### Task directions
Reproduce the records exactly.

### Exercise input
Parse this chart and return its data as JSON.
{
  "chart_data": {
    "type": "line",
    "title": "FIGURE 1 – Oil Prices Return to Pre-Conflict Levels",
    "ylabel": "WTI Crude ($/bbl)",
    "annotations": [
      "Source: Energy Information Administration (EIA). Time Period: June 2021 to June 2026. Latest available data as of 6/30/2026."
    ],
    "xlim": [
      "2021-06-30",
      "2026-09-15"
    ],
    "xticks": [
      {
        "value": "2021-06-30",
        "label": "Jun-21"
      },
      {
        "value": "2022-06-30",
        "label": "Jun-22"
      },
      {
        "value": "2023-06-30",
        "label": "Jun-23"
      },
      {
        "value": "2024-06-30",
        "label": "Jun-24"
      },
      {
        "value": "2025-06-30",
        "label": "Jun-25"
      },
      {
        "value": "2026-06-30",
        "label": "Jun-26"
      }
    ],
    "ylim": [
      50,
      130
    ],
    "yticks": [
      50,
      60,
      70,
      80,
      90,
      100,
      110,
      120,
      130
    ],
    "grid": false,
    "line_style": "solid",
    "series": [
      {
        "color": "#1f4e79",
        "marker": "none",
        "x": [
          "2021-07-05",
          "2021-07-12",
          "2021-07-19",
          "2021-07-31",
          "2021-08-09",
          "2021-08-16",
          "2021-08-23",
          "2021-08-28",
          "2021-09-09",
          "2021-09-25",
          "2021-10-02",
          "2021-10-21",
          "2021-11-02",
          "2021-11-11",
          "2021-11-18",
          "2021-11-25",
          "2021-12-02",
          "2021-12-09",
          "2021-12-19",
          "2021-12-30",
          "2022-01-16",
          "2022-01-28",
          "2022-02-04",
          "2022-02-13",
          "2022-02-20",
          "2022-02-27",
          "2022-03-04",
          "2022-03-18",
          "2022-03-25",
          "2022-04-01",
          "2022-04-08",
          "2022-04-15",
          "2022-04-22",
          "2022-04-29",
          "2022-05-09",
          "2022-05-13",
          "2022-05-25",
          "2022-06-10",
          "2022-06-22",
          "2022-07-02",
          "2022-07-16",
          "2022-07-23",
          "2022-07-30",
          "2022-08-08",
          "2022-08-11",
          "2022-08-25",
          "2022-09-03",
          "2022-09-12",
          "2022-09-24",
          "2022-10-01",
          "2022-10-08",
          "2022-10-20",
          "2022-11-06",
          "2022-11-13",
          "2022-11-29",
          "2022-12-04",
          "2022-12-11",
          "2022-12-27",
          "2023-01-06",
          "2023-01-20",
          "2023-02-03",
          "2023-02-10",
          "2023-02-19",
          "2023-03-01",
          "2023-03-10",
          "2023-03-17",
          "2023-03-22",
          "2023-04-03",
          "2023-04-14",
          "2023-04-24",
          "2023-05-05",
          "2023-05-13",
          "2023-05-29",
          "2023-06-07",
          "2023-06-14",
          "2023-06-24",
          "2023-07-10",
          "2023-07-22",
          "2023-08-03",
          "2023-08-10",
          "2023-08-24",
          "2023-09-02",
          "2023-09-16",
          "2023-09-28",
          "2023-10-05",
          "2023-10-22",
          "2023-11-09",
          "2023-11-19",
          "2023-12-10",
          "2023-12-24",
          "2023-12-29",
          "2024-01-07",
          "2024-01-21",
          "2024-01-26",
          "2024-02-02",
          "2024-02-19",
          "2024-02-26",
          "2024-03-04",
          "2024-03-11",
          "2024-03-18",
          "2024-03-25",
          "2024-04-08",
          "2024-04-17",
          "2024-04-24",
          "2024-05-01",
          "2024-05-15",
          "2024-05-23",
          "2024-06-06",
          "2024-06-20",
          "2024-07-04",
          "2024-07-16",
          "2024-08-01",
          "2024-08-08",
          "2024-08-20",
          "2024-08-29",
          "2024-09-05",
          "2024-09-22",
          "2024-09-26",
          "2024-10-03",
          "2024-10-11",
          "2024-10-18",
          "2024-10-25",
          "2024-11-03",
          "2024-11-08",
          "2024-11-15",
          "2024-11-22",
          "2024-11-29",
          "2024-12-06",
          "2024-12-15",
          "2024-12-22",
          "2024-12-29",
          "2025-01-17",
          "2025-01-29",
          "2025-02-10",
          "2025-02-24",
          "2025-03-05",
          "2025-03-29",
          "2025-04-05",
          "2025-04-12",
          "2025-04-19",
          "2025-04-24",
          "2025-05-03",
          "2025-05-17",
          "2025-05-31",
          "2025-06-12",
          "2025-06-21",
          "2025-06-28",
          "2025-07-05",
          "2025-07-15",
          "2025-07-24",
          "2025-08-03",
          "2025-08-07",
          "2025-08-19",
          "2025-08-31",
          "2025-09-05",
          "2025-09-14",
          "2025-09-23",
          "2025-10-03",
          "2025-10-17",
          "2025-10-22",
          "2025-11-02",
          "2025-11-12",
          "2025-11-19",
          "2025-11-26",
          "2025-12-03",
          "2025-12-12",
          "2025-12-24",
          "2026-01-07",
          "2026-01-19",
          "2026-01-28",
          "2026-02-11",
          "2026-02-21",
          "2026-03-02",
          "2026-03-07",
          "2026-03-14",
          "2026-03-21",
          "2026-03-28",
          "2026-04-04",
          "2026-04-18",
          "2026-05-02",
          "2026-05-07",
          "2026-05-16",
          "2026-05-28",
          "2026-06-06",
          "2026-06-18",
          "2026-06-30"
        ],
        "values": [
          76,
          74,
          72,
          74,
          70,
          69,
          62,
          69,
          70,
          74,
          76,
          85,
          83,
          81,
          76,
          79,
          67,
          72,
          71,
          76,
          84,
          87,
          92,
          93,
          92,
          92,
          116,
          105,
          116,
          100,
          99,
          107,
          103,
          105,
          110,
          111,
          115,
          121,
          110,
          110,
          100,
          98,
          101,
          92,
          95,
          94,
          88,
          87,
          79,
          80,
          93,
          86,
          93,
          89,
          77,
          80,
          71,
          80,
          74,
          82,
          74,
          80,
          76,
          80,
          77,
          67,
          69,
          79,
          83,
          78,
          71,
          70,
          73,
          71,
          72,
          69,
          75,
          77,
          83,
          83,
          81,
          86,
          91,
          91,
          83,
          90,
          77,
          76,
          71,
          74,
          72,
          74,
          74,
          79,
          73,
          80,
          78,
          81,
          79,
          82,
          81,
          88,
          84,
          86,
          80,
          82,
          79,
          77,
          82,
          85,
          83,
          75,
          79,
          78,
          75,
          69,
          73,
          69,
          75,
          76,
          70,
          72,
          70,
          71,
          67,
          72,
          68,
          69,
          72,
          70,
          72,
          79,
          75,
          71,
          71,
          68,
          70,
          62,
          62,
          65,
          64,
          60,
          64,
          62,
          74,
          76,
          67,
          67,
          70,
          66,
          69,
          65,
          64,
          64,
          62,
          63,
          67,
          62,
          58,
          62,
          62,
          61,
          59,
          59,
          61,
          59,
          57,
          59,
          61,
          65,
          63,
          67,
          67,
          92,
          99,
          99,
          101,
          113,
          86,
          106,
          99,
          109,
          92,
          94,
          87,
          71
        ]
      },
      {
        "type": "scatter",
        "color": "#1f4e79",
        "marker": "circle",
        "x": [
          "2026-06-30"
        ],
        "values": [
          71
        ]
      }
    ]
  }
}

### Output
Parse this chart and return its data as JSON.
{
  "chart_data": {
    "type": "line",
    "title": "FIGURE 1 – Oil Prices Return to Pre-Conflict Levels",
    "ylabel": "WTI Crude ($/bbl)",
    "annotations": [
      "Source: Energy Information Administration (EIA). Time Period: June 2021 to June 2026. Latest available data as of 6/30/2026."
    ],
    "xlim": [
      "2021-06-30",
      "2026-09-15"
    ],
    "xticks": [
      {
        "value": "2021-06-30",
        "label": "Jun-21"
      },
      {
        "value": "2022-06-30",
        "label": "Jun-22"
      },
      {
        "value": "2023-06-30",
        "label": "Jun-23"
      },
      {
        "value": "2024-06-30",
        "label": "Jun-24"
      },
      {
        "value": "2025-06-30",
        "label": "Jun-25"
      },
      {
        "value": "2026-06-30",
        "label": "Jun-26"
      }
    ],
    "ylim": [
      50,
      130
    ],
    "yticks": [
      50,
      60,
      70,
      80,
      90,
      100,
      110,
      120,
      130
    ],
    "grid": false,
    "line_style": "solid",
    "series": [
      {
        "color": "#1f4e79",
        "marker": "none",
        "x": [
          "2021-07-05",
          "2021-07-12",
          "2021-07-19",
          "2021-07-31",
          "2021-08-09",
          "2021-08-16",
          "2021-08-23",
          "2021-08-28",
          "2021-09-09",
          "2021-09-25",
          "2021-10-02",
          "2021-10-21",
          "2021-11-02",
          "2021-11-11",
          "2021-11-18",
          "2021-11-25",
          "2021-12-02",
          "2021-12-09",
          "2021-12-19",
          "2021-12-30",
          "2022-01-16",
          "2022-01-28",
          "2022-02-04",
          "2022-02-13",
          "2022-02-20",
          "2022-02-27",
          "2022-03-04",
          "2022-03-18",
          "2022-03-25",
          "2022-04-01",
          "2022-04-08",
          "2022-04-15",
          "2022-04-22",
          "2022-04-29",
          "2022-05-09",
          "2022-05-13",
          "2022-05-25",
          "2022-06-10",
          "2022-06-22",
          "2022-07-02",
          "2022-07-16",
          "2022-07-23",
          "2022-07-30",
          "2022-08-08",
          "2022-08-11",
          "2022-08-25",
          "2022-09-03",
          "2022-09-12",
          "2022-09-24",
          "2022-10-01",
          "2022-10-08",
          "2022-10-20",
          "2022-11-06",
          "2022-11-13",
          "2022-11-29",
          "2022-12-04",
          "2022-12-11",
          "2022-12-27",
          "2023-01-06",
          "2023-01-20",
          "2023-02-03",
          "2023-02-10",
          "2023-02-19",
          "2023-03-01",
          "2023-03-10",
          "2023-03-17",
          "2023-03-22",
          "2023-04-03",
          "2023-04-14",
          "2023-04-24",
          "2023-05-05",
          "2023-05-13",
          "2023-05-29",
          "2023-06-07",
          "2023-06-14",
          "2023-06-24",
          "2023-07-10",
          "2023-07-22",
          "2023-08-03",
          "2023-08-10",
          "2023-08-24",
          "2023-09-02",
          "2023-09-16",
          "2023-09-28",
          "2023-10-05",
          "2023-10-22",
          "2023-11-09",
          "2023-11-19",
          "2023-12-10",
          "2023-12-24",
          "2023-12-29",
          "2024-01-07",
          "2024-01-21",
          "2024-01-26",
          "2024-02-02",
          "2024-02-19",
          "2024-02-26",
          "2024-03-04",
          "2024-03-11",
          "2024-03-18",
          "2024-03-25",
          "2024-04-08",
          "2024-04-17",
          "2024-04-24",
          "2024-05-01",
          "2024-05-15",
          "2024-05-23",
          "2024-06-06",
          "2024-06-20",
          "2024-07-04",
          "2024-07-16",
          "2024-08-01",
          "2024-08-08",
          "2024-08-20",
          "2024-08-29",
          "2024-09-05",
          "2024-09-22",
          "2024-09-26",
          "2024-10-03",
          "2024-10-11",
          "2024-10-18",
          "2024-10-25",
          "2024-11-03",
          "2024-11-08",
          "2024-11-15",
          "2024-11-22",
          "2024-11-29",
          "2024-12-06",
          "2024-12-15",
          "2024-12-22",
          "2024-12-29",
          "2025-01-17",
          "2025-01-29",
          "2025-02-10",
          "2025-02-24",
          "2025-03-05",
          "2025-03-29",
          "2025-04-05",
          "2025-04-12",
          "2025-04-19",
          "2025-04-24",
          "2025-05-03",
          "2025-05-17",
          "2025-05-31",
          "2025-06-12",
          "2025-06-21",
          "2025-06-28",
          "2025-07-05",
          "2025-07-15",
          "2025-07-24",
          "2025-08-03",
          "2025-08-07",
          "2025-08-19",
          "2025-08-31",
          "2025-09-05",
          "2025-09-14",
          "2025-09-23",
          "2025-10-03",
          "2025-10-17",
          "2025-10-22",
          "2025-11-02",
          "2025-11-12",
          "2025-11-19",
          "2025-11-26",
          "2025-12-03",
          "2025-12-12",
          "2025-12-24",
          "2026-01-07",
          "2026-01-19",
          "2026-01-28",
          "2026-02-11",
          "2026-02-21",
          "2026-03-02",
          "2026-03-07",
          "2026-03-14",
          "2026-03-21",
          "2026-03-28",
          "2026-04-04",
          "2026-04-18",
          "2026-05-02",
          "2026-05-07",
          "2026-05-16",
          "2026-05-28",
          "2026-06-06",
          "2026-06-18",
          "2026-06-30"
        ],
        "values": [
          76,
          74,
          72,
          74,
          70,
          69,
          62,
          69,
          70,
          74,
          76,
          85,
          83,
          81,
          76,
          79,
          67,
          72,
          71,
          76,
          84,
          87,
          92,
          93,
          92,
          92,
          116,
          105,
          116,
          100,
          99,
          107,
          103,
          105,
          110,
          111,
          115,
          121,
          110,
          110,
          100,
          98,
          101,
          92,
          95,
          94,
          88,
          87,
          79,
          80,
          93,
          86,
          93,
          89,
          77,
          80,
          71,
          80,
          74,
          82,
          74,
          80,
          76,
          80,
          77,
          67,
          69,
          79,
          83,
          78,
          71,
          70,
          73,
          71,
          72,
          69,
          75,
          77,
          83,
          83,
          81,
          86,
          91,
          91,
          83,
          90,
          77,
          76,
          71,
          74,
          72,
          74,
          74,
          79,
          73,
          80,
          78,
          81,
          79,
          82,
          81,
          88,
          84,
          86,
          80,
          82,
          79,
          77,
          82,
          85,
          83,
          75,
          79,
          78,
          75,
          69,
          73,
          69,
          75,
          76,
          70,
          72,
          70,
          71,
          67,
          72,
          68,
          69,
          72,
          70,
          72,
          79,
          75,
          71,
          71,
          68,
          70,
          62,
          62,
          65,
          64,
          60,
          64,
          62,
          74,
          76,
          67,
          67,
          70,
          66,
          69,
          65,
          64,
          64,
          62,
          63,
          67,
          62,
          58,
          62,
          62,
          61,
          59,
          59,
          61,
          59,
          57,
          59,
          61,
          65,
          63,
          67,
          67,
          92,
          99,
          99,
          101,
          113,
          86,
          106,
          99,
          109,
          92,
          94,
          87,
          71
        ]
      },
      {
        "type": "scatter",
        "color": "#1f4e79",
        "marker": "circle",
        "x": [
          "2026-06-30"
        ],
        "values": [
          71
        ]
      }
    ]
  }
}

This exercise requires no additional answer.